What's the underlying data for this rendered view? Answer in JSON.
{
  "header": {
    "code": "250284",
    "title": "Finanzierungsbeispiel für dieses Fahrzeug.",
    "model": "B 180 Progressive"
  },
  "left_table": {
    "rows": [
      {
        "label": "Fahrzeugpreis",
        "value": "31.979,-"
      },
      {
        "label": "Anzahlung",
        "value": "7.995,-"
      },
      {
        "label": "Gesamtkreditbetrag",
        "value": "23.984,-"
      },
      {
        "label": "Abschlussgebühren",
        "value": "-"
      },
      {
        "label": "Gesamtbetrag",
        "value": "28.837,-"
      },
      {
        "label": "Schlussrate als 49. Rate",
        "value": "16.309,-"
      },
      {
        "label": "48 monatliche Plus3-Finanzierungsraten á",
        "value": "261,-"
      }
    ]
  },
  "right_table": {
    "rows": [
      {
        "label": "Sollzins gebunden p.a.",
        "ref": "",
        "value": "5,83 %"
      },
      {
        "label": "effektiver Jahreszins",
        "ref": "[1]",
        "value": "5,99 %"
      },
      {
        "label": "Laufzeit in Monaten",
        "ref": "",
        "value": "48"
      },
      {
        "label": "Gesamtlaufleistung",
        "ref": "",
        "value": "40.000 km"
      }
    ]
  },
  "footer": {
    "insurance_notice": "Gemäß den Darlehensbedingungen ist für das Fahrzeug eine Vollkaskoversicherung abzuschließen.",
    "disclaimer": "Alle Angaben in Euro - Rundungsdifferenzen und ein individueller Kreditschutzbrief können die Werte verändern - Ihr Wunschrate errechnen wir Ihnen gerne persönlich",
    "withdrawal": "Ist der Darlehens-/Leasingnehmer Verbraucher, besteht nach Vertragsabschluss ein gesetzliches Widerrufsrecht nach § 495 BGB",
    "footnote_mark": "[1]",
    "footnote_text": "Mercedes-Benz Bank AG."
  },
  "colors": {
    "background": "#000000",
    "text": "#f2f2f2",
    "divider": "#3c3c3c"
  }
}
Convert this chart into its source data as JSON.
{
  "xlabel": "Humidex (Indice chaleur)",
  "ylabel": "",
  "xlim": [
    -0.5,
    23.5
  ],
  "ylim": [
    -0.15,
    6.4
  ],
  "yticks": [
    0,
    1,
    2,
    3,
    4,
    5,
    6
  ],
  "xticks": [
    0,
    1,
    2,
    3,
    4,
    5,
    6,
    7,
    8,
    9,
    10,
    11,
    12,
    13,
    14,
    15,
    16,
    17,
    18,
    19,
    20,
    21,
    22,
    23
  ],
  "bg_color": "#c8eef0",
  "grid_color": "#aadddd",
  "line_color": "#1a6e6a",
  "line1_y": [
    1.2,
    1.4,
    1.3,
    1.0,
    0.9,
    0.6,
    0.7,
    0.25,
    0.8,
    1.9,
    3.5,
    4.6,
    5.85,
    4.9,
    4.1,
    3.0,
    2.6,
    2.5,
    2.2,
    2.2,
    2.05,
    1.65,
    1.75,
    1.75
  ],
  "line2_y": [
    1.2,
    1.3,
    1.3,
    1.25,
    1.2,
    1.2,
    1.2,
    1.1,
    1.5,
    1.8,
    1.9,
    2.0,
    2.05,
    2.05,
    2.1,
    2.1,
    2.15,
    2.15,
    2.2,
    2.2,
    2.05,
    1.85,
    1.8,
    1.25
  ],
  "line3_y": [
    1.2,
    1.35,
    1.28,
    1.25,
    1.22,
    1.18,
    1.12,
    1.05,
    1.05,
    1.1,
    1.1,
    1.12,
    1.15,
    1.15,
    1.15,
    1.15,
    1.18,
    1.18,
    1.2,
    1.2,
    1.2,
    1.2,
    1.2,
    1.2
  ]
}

-=-=-=-=-

What is expected >> Check each line of the records for the word "JSON" and extract those that contain it.

Finished task >>
What's the underlying data for this rendered view? Answer in JSON.
Convert this chart into its source data as JSON.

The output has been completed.